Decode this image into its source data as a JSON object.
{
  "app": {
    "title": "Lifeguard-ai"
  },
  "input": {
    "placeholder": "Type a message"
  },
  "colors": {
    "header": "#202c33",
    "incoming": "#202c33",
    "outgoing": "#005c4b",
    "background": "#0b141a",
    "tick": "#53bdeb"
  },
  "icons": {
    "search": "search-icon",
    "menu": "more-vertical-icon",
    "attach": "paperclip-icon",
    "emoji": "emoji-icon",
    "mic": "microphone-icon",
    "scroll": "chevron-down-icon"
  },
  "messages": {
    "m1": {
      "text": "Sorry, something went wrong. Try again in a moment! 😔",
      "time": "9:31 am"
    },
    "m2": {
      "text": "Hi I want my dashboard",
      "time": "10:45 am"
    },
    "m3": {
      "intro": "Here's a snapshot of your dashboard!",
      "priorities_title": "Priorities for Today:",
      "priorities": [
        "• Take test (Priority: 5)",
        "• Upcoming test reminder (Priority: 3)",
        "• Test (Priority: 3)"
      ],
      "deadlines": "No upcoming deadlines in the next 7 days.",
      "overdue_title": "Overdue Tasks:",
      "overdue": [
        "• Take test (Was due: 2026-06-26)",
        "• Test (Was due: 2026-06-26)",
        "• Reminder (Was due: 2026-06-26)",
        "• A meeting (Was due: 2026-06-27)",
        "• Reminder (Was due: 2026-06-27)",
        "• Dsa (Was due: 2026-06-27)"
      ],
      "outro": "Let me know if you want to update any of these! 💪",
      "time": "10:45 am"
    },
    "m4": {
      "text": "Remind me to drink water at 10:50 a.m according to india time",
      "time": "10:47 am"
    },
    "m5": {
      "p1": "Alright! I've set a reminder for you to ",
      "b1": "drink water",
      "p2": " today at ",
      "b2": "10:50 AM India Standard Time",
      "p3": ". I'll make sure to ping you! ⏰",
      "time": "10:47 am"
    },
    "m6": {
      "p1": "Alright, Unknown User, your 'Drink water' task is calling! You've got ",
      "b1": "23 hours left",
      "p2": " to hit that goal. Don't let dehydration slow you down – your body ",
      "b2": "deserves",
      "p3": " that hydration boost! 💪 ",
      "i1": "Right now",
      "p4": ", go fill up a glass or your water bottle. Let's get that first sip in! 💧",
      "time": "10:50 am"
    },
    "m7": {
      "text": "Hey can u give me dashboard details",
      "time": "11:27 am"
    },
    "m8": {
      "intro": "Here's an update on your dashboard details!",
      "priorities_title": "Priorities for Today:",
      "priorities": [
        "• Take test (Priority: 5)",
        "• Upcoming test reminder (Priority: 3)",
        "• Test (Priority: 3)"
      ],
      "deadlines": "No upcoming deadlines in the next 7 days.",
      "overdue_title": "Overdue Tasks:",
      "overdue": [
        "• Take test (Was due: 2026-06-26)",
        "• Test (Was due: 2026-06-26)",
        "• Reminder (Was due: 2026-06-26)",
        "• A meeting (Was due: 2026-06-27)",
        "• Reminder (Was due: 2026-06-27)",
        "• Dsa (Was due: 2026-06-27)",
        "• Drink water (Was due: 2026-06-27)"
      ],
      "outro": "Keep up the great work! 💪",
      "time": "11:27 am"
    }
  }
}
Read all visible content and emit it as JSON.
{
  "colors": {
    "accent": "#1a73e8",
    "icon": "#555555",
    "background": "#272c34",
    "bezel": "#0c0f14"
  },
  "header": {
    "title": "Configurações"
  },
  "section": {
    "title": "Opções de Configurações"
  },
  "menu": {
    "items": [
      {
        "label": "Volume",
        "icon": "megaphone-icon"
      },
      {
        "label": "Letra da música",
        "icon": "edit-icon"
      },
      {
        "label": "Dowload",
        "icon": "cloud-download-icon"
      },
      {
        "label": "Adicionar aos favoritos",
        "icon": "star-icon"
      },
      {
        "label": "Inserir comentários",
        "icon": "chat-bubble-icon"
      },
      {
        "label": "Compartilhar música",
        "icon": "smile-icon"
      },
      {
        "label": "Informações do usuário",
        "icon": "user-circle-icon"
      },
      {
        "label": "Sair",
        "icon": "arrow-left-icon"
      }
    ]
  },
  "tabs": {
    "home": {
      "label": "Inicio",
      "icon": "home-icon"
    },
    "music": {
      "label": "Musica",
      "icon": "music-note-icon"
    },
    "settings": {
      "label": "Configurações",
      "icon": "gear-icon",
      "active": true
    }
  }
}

**What you have to do**
Copy out each line of the records where the string "dashboard" appears.

**Response**
      "text": "Hi I want my dashboard",
      "intro": "Here's a snapshot of your dashboard!",
      "text": "Hey can u give me dashboard details",
      "intro": "Here's an update on your dashboard details!",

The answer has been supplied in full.